>> Begin Listing

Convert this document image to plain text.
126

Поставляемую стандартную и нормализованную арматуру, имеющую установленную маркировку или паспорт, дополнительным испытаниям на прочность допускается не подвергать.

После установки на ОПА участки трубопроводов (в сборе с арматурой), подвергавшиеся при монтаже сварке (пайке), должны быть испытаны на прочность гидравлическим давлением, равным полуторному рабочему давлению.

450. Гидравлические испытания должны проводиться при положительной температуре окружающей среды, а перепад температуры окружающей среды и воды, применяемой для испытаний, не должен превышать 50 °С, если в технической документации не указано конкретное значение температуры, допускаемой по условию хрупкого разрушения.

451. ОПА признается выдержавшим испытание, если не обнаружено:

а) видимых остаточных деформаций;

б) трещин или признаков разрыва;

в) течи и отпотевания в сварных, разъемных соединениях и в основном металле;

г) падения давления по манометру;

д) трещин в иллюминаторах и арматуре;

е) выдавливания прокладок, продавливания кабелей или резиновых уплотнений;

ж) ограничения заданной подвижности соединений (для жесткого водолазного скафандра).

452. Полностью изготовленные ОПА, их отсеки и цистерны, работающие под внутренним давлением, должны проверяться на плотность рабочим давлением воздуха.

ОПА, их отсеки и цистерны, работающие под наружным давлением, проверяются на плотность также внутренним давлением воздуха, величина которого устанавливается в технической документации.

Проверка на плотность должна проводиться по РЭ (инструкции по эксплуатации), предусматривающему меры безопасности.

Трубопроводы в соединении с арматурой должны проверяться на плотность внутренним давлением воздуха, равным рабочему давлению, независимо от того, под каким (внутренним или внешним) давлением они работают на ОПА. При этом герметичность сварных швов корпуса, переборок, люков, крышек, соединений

>> End Listing

- _Given task_: Reproduce the listing above word for word.

- _Completed exercise_:
Convert this document image to plain text.
126

Поставляемую стандартную и нормализованную арматуру, имеющую установленную маркировку или паспорт, дополнительным испытаниям на прочность допускается не подвергать.

После установки на ОПА участки трубопроводов (в сборе с арматурой), подвергавшиеся при монтаже сварке (пайке), должны быть испытаны на прочность гидравлическим давлением, равным полуторному рабочему давлению.

450. Гидравлические испытания должны проводиться при положительной температуре окружающей среды, а перепад температуры окружающей среды и воды, применяемой для испытаний, не должен превышать 50 °С, если в технической документации не указано конкретное значение температуры, допускаемой по условию хрупкого разрушения.

451. ОПА признается выдержавшим испытание, если не обнаружено:

а) видимых остаточных деформаций;

б) трещин или признаков разрыва;

в) течи и отпотевания в сварных, разъемных соединениях и в основном металле;

г) падения давления по манометру;

д) трещин в иллюминаторах и арматуре;

е) выдавливания прокладок, продавливания кабелей или резиновых уплотнений;

ж) ограничения заданной подвижности соединений (для жесткого водолазного скафандра).

452. Полностью изготовленные ОПА, их отсеки и цистерны, работающие под внутренним давлением, должны проверяться на плотность рабочим давлением воздуха.

ОПА, их отсеки и цистерны, работающие под наружным давлением, проверяются на плотность также внутренним давлением воздуха, величина которого устанавливается в технической документации.

Проверка на плотность должна проводиться по РЭ (инструкции по эксплуатации), предусматривающему меры безопасности.

Трубопроводы в соединении с арматурой должны проверяться на плотность внутренним давлением воздуха, равным рабочему давлению, независимо от того, под каким (внутренним или внешним) давлением они работают на ОПА. При этом герметичность сварных швов корпуса, переборок, люков, крышек, соединений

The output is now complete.